Segment Start: Selected passage

G protein-coupled receptors (GPCRs) are major drug targets, and their ligands are currently being explored and developed by many pharmaceutical companies and independent researchers. Class A (rhodopsin-like) GPCRs compose a predominant GPCR family; therefore, class A GPCR ligands are in demand. Growth hormone secretagogue receptor (GHS-R) is a class A GPCR that stimulates food intake by binding to its peptide ligand, ghrelin. Therefore, antagonists of GHS-R are expected to exert antiobesity function. In this article, we describe the use of cDNA display to screen for successfully and identify an antagonistic peptide of GHS-R. The antagonistic peptide inhibited the ghrelin-induced increase in intracellular Ca²⁺ in vitro (IC₅₀ = approximately 10 μM) and repressed the contraction of isolated animal stomach in response to ghrelin. Furthermore, peripheral administration of the peptide inhibited the food intake of mice. This work provides new insight into the development of antiobesity drugs and describes a method for the discovery of unique peptide ligands for class A GPCRs.

Ghrelin, a 28-amino acid peptide hormone with a unique N-octanoyl modification at Ser³, is an endogenous ligand of growth hormone secretagogue receptor (GHS-R), which is a member of the class A (rhodopsin-like) G protein-coupled receptor (GPCR) family (1). Ghrelin is mainly secreted in the stomach and, through binding to GHS-R, stimulates not only the release of growth hormone but also weight gain by increasing food intake and decreasing energy consumption (2). It has been reported that peripheral administration of ghrelin increases food intake and weight gain in animals (3–5) and humans (6). Additionally, with the exception of ghrelin, no hormones that stimulate food intake via peripheral administration are known. Therefore, GHS-R antagonists are expected to perform antiobesity functions by suppressing food intake and weight gain. In fact, small-molecule GHS-R antagonists and [d-Lys-3]-GHRP-6, which is one of the few known peptide antagonists of GHS-R, decrease food intake and weight gain via peripheral administration (7–10).

Because a peptide can be chemically synthesized and is unlikely to act as an antigen, peptide drugs are attractive candidates to replace antibodies in drug therapies targeting specific molecules. The exploration of how novel peptides bind to a cell surface receptor from a randomized peptide library has been achieved using phage display (11). Drugs developed from peptides that bind to thrombopoietin (12, 13) and erythropoietin receptors (14) were discovered by phage display and have been used in therapies (15). Alternatively, in vitro display techniques, such as mRNA display (16, 17) and ribosome display (18, 19), provide advantages over phage display in available library size and selection rapidity. In fact, novel peptide (20) or proteins (21–26) binding to a cell surface receptor were also selected by in vitro display techniques, some of which (20, 22, 24) are physiologically active. However, bioactive peptides that bind to class A GPCRs, which constitute a major GPCR family (27), have not been selected via in vitro display techniques.

Segment End: Selected passage

Translate this sentence from the passage on ghrelin receptor peptides into Spanish: "Because a peptide can be chemically synthesized and is unlikely to act as an antigen, peptide drugs are attractive candidates to replace antibodies in drug therapies targeting specific molecules."

Segment Start: Provided data

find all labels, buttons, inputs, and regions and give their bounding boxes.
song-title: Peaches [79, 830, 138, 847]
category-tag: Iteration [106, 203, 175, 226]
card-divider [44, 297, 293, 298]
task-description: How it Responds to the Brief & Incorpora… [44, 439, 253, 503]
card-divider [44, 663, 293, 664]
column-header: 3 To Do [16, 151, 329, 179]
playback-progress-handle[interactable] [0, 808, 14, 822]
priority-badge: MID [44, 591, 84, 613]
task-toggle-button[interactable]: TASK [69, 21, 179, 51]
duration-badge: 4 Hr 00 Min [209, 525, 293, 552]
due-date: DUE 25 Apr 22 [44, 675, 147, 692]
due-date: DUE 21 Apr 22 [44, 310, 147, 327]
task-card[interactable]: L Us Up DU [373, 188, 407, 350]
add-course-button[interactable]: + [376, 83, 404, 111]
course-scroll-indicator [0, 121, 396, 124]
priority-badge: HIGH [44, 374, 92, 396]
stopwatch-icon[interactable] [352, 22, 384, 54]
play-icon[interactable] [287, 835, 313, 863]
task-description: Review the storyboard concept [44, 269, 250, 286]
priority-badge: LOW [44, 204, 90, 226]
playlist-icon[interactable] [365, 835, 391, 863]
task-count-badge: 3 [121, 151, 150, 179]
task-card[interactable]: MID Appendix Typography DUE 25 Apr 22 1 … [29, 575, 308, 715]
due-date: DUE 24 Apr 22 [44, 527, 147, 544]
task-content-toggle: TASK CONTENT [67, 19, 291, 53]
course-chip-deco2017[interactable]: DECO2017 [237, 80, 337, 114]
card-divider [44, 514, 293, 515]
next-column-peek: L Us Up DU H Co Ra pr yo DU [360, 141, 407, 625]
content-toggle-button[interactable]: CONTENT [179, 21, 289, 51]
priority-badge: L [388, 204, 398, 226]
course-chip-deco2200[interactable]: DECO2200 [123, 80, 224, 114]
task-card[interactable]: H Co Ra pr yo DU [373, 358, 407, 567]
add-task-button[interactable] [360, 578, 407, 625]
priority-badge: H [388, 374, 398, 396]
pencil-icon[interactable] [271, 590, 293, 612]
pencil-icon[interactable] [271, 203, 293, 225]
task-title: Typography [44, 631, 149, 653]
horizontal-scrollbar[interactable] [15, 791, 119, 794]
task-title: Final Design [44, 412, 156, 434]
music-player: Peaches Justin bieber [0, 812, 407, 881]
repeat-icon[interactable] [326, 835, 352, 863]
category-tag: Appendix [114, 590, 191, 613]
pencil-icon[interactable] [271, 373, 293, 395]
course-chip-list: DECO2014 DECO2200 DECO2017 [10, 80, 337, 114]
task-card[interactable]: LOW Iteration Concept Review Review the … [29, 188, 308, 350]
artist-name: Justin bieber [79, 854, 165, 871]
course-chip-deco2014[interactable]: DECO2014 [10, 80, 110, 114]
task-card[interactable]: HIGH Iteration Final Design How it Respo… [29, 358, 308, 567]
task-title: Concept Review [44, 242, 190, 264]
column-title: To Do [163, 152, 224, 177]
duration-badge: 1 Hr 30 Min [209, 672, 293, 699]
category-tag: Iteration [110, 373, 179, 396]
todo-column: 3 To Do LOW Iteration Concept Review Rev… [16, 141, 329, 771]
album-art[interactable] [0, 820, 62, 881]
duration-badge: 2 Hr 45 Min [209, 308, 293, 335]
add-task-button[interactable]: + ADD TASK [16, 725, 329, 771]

Segment End: Provided data

● **Output for this exercise**:
Dado que un péptido puede sintetizarse químicamente y es poco probable que actúe como antígeno, los fármacos peptídicos son candidatos atractivos para reemplazar a los anticuerpos en terapias farmacológicas dirigidas a moléculas específicas.